Lines containing the string "name" are to be counted; report the number and nothing more.

□ □ □ □ □

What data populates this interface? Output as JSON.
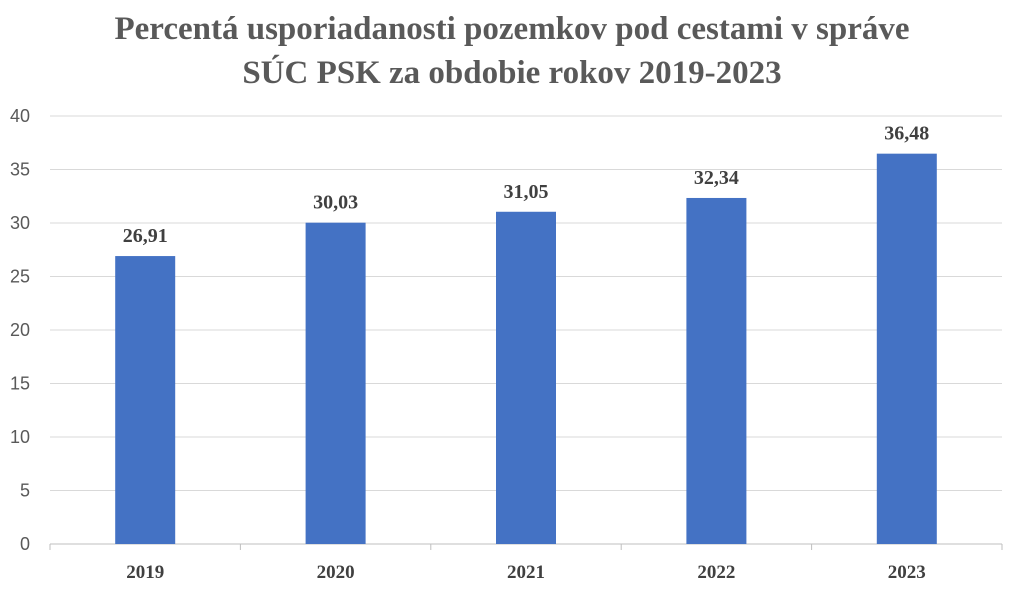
{
  "chart_data": {
    "type": "bar",
    "title_lines": [
      "Percentá usporiadanosti pozemkov pod cestami v správe",
      "SÚC PSK za obdobie rokov 2019-2023"
    ],
    "categories": [
      "2019",
      "2020",
      "2021",
      "2022",
      "2023"
    ],
    "values": [
      26.91,
      30.03,
      31.05,
      32.34,
      36.48
    ],
    "data_labels": [
      "26,91",
      "30,03",
      "31,05",
      "32,34",
      "36,48"
    ],
    "ylim": [
      0,
      40
    ],
    "yticks": [
      "0",
      "5",
      "10",
      "15",
      "20",
      "25",
      "30",
      "35",
      "40"
    ],
    "grid": true,
    "legend": "none",
    "colors": {
      "bar": "#4472C4",
      "grid": "#D9D9D9",
      "axis": "#BFBFBF"
    }
  }
}
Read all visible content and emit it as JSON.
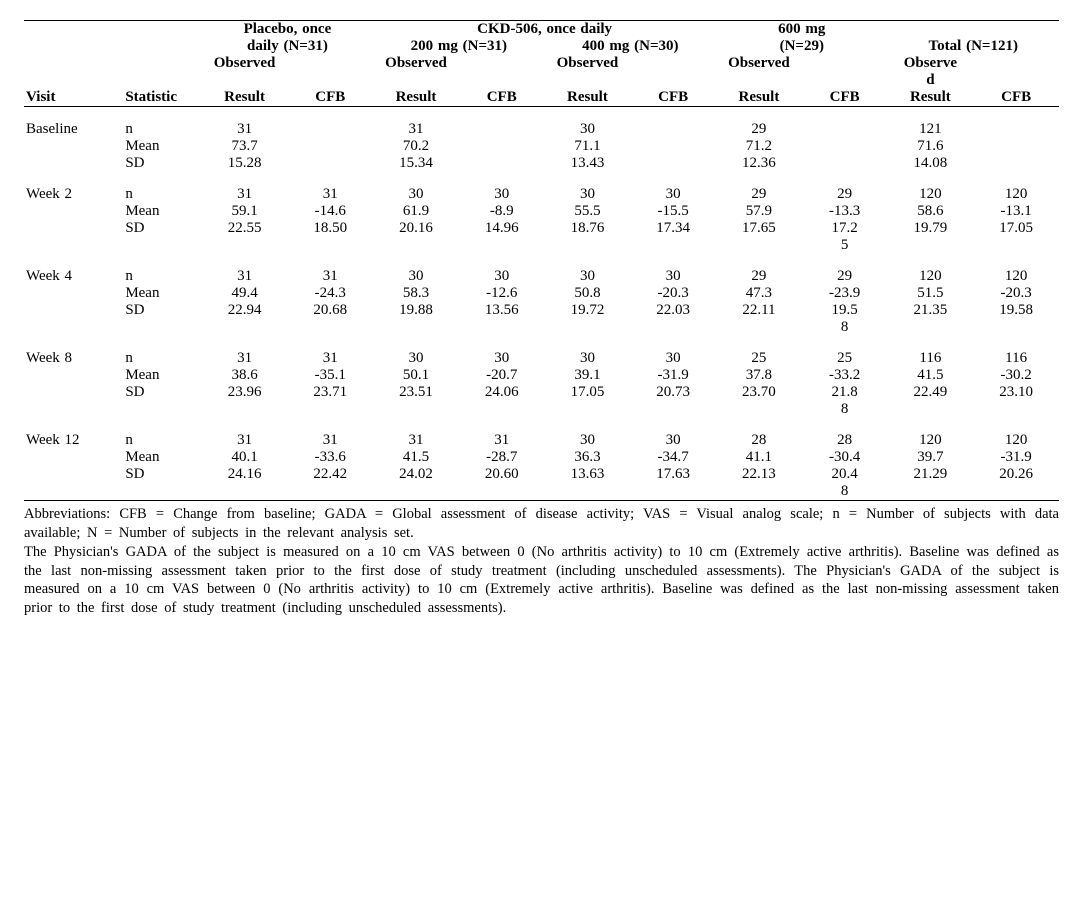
{
  "headers": {
    "group1_label": "Placebo, once",
    "group1_sub": "daily (N=31)",
    "group2_label": "CKD-506, once daily",
    "group2_200": "200 mg (N=31)",
    "group2_400": "400 mg (N=30)",
    "group2_600a": "600 mg",
    "group2_600b": "(N=29)",
    "total_label": "Total (N=121)",
    "visit": "Visit",
    "statistic": "Statistic",
    "obs_result_2line_a": "Observed",
    "obs_result_2line_b": "Result",
    "obs_result_3line_a": "Observe",
    "obs_result_3line_b": "d",
    "obs_result_3line_c": "Result",
    "cfb": "CFB"
  },
  "stats": {
    "n": "n",
    "mean": "Mean",
    "sd": "SD"
  },
  "visits": [
    {
      "name": "Baseline",
      "rows": [
        {
          "stat": "n",
          "v": [
            "31",
            "",
            "31",
            "",
            "30",
            "",
            "29",
            "",
            "121",
            ""
          ]
        },
        {
          "stat": "mean",
          "v": [
            "73.7",
            "",
            "70.2",
            "",
            "71.1",
            "",
            "71.2",
            "",
            "71.6",
            ""
          ]
        },
        {
          "stat": "sd",
          "v": [
            "15.28",
            "",
            "15.34",
            "",
            "13.43",
            "",
            "12.36",
            "",
            "14.08",
            ""
          ]
        }
      ]
    },
    {
      "name": "Week 2",
      "rows": [
        {
          "stat": "n",
          "v": [
            "31",
            "31",
            "30",
            "30",
            "30",
            "30",
            "29",
            "29",
            "120",
            "120"
          ]
        },
        {
          "stat": "mean",
          "v": [
            "59.1",
            "-14.6",
            "61.9",
            "-8.9",
            "55.5",
            "-15.5",
            "57.9",
            "-13.3",
            "58.6",
            "-13.1"
          ]
        },
        {
          "stat": "sd",
          "v": [
            "22.55",
            "18.50",
            "20.16",
            "14.96",
            "18.76",
            "17.34",
            "17.65",
            "17.2",
            "19.79",
            "17.05"
          ]
        }
      ],
      "sd_wrap_col": 7,
      "sd_wrap_val": "5"
    },
    {
      "name": "Week 4",
      "rows": [
        {
          "stat": "n",
          "v": [
            "31",
            "31",
            "30",
            "30",
            "30",
            "30",
            "29",
            "29",
            "120",
            "120"
          ]
        },
        {
          "stat": "mean",
          "v": [
            "49.4",
            "-24.3",
            "58.3",
            "-12.6",
            "50.8",
            "-20.3",
            "47.3",
            "-23.9",
            "51.5",
            "-20.3"
          ]
        },
        {
          "stat": "sd",
          "v": [
            "22.94",
            "20.68",
            "19.88",
            "13.56",
            "19.72",
            "22.03",
            "22.11",
            "19.5",
            "21.35",
            "19.58"
          ]
        }
      ],
      "sd_wrap_col": 7,
      "sd_wrap_val": "8"
    },
    {
      "name": "Week 8",
      "rows": [
        {
          "stat": "n",
          "v": [
            "31",
            "31",
            "30",
            "30",
            "30",
            "30",
            "25",
            "25",
            "116",
            "116"
          ]
        },
        {
          "stat": "mean",
          "v": [
            "38.6",
            "-35.1",
            "50.1",
            "-20.7",
            "39.1",
            "-31.9",
            "37.8",
            "-33.2",
            "41.5",
            "-30.2"
          ]
        },
        {
          "stat": "sd",
          "v": [
            "23.96",
            "23.71",
            "23.51",
            "24.06",
            "17.05",
            "20.73",
            "23.70",
            "21.8",
            "22.49",
            "23.10"
          ]
        }
      ],
      "sd_wrap_col": 7,
      "sd_wrap_val": "8"
    },
    {
      "name": "Week 12",
      "rows": [
        {
          "stat": "n",
          "v": [
            "31",
            "31",
            "31",
            "31",
            "30",
            "30",
            "28",
            "28",
            "120",
            "120"
          ]
        },
        {
          "stat": "mean",
          "v": [
            "40.1",
            "-33.6",
            "41.5",
            "-28.7",
            "36.3",
            "-34.7",
            "41.1",
            "-30.4",
            "39.7",
            "-31.9"
          ]
        },
        {
          "stat": "sd",
          "v": [
            "24.16",
            "22.42",
            "24.02",
            "20.60",
            "13.63",
            "17.63",
            "22.13",
            "20.4",
            "21.29",
            "20.26"
          ]
        }
      ],
      "sd_wrap_col": 7,
      "sd_wrap_val": "8"
    }
  ],
  "footnote": "Abbreviations: CFB = Change from baseline; GADA = Global assessment of disease activity; VAS = Visual analog scale; n = Number of subjects with data available; N = Number of subjects in the relevant analysis set.\nThe Physician's GADA of the subject is measured on a 10 cm VAS between 0 (No arthritis activity) to 10 cm (Extremely active arthritis). Baseline was defined as the last non-missing assessment taken prior to the first dose of study treatment (including unscheduled assessments). The Physician's GADA of the subject is measured on a 10 cm VAS between 0 (No arthritis activity) to 10 cm (Extremely active arthritis). Baseline was defined as the last non-missing assessment taken prior to the first dose of study treatment (including unscheduled assessments).",
  "style": {
    "font_family": "Times New Roman",
    "font_size_pt": 11,
    "text_color": "#000000",
    "background": "#ffffff",
    "border_color": "#000000"
  }
}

□ □ □ □ □

Problem solution: 5